Check every line below for the word "elegir" and give only the number of lines where it appears.

=== Provided records ===
— BEGIN —

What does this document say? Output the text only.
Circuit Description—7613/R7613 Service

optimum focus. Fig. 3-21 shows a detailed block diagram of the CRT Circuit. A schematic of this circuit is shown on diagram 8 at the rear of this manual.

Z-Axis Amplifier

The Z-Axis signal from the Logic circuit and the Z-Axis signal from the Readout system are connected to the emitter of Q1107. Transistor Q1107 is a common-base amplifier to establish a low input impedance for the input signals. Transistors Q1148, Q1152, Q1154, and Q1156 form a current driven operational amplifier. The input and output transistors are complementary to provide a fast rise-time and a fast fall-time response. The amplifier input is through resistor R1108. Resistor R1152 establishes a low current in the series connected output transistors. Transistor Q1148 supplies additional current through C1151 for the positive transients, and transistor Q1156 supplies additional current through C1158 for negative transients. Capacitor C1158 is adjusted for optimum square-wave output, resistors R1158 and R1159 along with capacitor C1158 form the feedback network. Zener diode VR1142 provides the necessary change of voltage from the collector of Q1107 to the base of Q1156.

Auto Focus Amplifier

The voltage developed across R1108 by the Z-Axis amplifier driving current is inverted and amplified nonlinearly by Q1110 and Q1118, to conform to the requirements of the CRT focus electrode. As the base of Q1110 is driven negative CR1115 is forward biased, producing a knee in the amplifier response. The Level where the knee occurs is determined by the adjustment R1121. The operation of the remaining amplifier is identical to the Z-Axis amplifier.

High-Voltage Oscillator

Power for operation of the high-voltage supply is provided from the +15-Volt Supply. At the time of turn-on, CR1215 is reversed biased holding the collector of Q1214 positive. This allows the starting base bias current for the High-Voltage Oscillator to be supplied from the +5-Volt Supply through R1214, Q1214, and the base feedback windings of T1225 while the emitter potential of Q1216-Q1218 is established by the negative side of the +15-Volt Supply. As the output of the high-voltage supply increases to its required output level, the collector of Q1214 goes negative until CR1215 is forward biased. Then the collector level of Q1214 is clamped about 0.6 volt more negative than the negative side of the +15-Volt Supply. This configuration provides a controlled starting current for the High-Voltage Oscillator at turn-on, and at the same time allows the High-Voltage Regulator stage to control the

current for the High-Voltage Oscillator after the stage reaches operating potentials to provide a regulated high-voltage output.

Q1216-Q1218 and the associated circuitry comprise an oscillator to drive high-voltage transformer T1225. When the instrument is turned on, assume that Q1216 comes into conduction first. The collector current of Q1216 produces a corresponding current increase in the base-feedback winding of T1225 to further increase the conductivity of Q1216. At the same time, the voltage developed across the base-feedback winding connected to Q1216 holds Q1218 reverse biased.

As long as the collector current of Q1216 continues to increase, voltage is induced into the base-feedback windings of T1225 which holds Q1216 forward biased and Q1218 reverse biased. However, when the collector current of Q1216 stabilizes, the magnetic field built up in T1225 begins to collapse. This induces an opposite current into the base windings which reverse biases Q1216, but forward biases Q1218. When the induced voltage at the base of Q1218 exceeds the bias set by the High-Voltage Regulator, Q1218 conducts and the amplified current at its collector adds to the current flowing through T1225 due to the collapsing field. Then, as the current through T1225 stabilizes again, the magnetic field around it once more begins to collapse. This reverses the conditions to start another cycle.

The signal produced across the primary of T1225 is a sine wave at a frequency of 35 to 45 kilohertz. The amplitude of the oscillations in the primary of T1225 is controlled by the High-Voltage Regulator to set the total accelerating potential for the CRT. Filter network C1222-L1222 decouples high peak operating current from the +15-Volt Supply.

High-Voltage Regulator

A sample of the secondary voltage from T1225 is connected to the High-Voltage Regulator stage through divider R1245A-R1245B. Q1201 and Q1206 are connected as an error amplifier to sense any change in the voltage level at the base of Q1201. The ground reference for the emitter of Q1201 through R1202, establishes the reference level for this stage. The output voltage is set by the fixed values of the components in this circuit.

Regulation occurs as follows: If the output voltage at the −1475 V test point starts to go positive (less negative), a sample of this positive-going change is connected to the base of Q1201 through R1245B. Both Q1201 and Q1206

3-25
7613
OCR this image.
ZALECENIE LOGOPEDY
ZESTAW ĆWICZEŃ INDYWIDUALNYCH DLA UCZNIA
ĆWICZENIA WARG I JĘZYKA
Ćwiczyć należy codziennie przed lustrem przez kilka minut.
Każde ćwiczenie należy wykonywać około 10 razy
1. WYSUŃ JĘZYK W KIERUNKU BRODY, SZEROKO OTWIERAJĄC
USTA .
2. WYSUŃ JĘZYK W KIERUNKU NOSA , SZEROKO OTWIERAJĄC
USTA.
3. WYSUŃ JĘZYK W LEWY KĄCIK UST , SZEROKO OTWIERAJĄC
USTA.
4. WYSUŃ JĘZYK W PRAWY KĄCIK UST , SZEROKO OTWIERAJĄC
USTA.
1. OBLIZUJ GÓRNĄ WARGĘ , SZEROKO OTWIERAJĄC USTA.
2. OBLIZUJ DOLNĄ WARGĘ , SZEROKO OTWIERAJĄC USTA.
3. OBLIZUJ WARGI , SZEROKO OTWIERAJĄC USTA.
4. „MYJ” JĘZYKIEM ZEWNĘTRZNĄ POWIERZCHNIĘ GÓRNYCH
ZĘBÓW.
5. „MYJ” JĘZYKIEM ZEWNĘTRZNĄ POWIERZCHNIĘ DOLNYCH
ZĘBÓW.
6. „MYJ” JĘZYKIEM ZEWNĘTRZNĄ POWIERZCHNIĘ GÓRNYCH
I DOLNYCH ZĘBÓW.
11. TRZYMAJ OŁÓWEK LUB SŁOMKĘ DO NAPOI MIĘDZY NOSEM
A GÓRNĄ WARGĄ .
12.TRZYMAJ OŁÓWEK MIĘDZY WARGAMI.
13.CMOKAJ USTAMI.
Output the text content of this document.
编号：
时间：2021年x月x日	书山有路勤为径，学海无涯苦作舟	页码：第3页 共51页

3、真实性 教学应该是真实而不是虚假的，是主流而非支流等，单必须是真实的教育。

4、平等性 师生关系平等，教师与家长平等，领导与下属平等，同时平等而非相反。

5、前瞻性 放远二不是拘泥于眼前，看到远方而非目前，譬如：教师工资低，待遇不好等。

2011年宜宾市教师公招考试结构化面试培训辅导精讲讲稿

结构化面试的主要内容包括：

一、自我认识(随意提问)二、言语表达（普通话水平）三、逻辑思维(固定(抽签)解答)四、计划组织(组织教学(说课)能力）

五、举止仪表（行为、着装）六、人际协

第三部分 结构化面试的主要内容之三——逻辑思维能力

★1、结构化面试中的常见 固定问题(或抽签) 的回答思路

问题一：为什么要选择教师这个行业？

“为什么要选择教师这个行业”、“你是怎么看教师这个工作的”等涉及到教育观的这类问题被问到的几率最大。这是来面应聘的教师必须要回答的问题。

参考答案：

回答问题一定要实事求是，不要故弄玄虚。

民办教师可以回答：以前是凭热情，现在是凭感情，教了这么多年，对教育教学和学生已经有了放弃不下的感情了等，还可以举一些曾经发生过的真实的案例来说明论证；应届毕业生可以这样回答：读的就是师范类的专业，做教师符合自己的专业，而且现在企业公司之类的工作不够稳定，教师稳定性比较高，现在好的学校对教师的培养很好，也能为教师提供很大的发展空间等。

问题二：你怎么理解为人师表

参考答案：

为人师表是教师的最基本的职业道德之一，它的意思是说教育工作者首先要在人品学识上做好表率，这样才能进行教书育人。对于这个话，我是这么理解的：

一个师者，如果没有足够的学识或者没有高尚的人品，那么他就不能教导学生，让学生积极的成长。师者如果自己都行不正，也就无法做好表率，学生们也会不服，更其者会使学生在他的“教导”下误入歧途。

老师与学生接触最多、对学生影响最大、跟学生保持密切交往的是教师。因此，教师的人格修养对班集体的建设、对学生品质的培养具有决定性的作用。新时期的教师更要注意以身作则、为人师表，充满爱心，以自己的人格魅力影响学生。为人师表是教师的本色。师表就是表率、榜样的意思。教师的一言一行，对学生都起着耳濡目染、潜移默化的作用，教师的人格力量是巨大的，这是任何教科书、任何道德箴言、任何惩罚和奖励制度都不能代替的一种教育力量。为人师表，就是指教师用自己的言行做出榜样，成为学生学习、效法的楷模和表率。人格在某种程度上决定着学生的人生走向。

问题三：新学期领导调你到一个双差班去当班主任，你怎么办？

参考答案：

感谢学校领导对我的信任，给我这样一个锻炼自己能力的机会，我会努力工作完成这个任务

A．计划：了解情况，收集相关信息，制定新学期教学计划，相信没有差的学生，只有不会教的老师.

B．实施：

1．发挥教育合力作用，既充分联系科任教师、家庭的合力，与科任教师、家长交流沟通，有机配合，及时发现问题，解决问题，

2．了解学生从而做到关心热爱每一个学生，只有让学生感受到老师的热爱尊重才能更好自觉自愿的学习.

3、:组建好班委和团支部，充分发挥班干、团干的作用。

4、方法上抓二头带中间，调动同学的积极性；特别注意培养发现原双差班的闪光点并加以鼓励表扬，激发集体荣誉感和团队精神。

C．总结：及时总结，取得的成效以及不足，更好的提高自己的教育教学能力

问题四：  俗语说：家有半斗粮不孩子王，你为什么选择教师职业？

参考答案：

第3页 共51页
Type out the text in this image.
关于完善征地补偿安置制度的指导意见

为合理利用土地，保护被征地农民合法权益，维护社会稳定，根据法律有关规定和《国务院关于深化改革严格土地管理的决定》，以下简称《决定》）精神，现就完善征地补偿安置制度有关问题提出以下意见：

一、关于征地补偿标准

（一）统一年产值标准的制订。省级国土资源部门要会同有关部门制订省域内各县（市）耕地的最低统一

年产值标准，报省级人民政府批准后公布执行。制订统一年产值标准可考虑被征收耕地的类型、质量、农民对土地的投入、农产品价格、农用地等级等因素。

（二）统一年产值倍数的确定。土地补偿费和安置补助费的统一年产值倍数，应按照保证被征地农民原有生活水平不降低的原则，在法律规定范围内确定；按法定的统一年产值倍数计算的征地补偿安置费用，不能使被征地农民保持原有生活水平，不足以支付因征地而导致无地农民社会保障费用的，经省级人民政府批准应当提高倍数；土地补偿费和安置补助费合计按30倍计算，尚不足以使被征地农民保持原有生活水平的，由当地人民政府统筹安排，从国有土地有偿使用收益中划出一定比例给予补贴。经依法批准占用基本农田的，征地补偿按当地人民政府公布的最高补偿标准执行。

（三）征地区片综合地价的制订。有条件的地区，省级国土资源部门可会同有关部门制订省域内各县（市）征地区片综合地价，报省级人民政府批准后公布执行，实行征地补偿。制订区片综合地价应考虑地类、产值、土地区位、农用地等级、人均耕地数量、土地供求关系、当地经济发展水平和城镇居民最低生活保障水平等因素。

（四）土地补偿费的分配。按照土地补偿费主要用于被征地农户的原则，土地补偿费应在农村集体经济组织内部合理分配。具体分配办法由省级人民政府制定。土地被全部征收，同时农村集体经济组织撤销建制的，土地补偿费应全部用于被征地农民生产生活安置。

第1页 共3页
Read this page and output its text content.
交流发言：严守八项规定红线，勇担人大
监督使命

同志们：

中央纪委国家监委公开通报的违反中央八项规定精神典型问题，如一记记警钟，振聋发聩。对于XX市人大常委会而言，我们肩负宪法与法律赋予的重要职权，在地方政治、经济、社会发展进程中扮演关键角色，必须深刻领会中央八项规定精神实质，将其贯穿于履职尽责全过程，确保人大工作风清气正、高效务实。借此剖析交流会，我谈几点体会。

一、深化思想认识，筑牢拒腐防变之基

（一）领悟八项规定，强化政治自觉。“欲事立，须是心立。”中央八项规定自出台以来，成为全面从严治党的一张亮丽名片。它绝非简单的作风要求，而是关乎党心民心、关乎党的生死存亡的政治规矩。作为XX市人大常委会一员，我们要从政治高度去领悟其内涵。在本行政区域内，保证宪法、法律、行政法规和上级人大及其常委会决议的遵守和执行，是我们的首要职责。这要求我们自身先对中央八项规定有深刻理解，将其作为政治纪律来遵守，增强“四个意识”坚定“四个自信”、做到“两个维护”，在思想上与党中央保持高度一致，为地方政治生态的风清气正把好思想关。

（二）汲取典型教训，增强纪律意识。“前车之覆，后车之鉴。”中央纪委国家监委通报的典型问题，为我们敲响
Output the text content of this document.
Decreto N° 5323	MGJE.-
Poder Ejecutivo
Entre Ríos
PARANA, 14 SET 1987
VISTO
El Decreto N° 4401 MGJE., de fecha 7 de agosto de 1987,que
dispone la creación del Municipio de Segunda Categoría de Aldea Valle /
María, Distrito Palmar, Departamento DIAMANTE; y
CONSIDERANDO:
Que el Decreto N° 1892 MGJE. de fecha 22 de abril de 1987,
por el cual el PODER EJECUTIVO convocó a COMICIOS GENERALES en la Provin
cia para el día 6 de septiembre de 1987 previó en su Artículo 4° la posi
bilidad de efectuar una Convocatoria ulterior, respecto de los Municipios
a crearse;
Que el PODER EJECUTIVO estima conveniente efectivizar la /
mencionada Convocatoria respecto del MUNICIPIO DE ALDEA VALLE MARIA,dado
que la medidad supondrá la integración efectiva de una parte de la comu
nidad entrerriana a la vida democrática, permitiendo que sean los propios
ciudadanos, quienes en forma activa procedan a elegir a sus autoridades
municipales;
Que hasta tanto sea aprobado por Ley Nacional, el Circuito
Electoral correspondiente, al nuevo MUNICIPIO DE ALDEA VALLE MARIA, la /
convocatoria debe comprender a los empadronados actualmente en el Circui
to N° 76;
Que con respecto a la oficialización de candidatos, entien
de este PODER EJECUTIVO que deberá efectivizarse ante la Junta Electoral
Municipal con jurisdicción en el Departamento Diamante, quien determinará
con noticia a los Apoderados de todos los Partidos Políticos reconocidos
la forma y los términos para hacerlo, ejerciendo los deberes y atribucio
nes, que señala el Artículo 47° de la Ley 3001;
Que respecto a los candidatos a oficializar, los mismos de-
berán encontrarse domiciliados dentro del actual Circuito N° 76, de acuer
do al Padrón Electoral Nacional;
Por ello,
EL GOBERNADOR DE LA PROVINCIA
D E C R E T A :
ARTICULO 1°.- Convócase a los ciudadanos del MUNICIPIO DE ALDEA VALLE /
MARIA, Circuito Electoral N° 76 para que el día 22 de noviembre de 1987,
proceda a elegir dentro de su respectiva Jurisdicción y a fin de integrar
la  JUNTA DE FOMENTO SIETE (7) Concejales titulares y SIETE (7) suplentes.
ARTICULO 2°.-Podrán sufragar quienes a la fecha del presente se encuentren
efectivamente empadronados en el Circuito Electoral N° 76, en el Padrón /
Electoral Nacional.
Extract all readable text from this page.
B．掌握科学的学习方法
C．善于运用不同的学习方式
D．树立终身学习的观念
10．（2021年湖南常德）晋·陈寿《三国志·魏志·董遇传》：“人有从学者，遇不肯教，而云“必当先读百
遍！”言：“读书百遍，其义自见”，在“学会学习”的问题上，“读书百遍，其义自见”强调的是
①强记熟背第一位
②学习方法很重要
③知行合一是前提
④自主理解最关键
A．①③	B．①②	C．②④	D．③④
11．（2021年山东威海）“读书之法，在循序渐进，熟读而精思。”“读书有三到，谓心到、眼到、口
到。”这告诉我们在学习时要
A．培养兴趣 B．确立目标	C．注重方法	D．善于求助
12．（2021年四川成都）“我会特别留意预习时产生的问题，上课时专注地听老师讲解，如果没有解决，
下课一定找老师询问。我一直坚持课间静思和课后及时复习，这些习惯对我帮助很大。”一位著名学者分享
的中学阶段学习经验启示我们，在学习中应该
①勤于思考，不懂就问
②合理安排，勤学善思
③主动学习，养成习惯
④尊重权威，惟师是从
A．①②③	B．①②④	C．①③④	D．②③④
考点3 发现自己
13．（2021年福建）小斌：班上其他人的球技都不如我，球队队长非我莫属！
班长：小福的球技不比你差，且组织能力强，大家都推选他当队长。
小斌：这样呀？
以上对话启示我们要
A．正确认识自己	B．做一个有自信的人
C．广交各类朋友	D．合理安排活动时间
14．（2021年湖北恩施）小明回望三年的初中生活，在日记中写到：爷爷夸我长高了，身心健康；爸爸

— END —

=== Expected output ===
2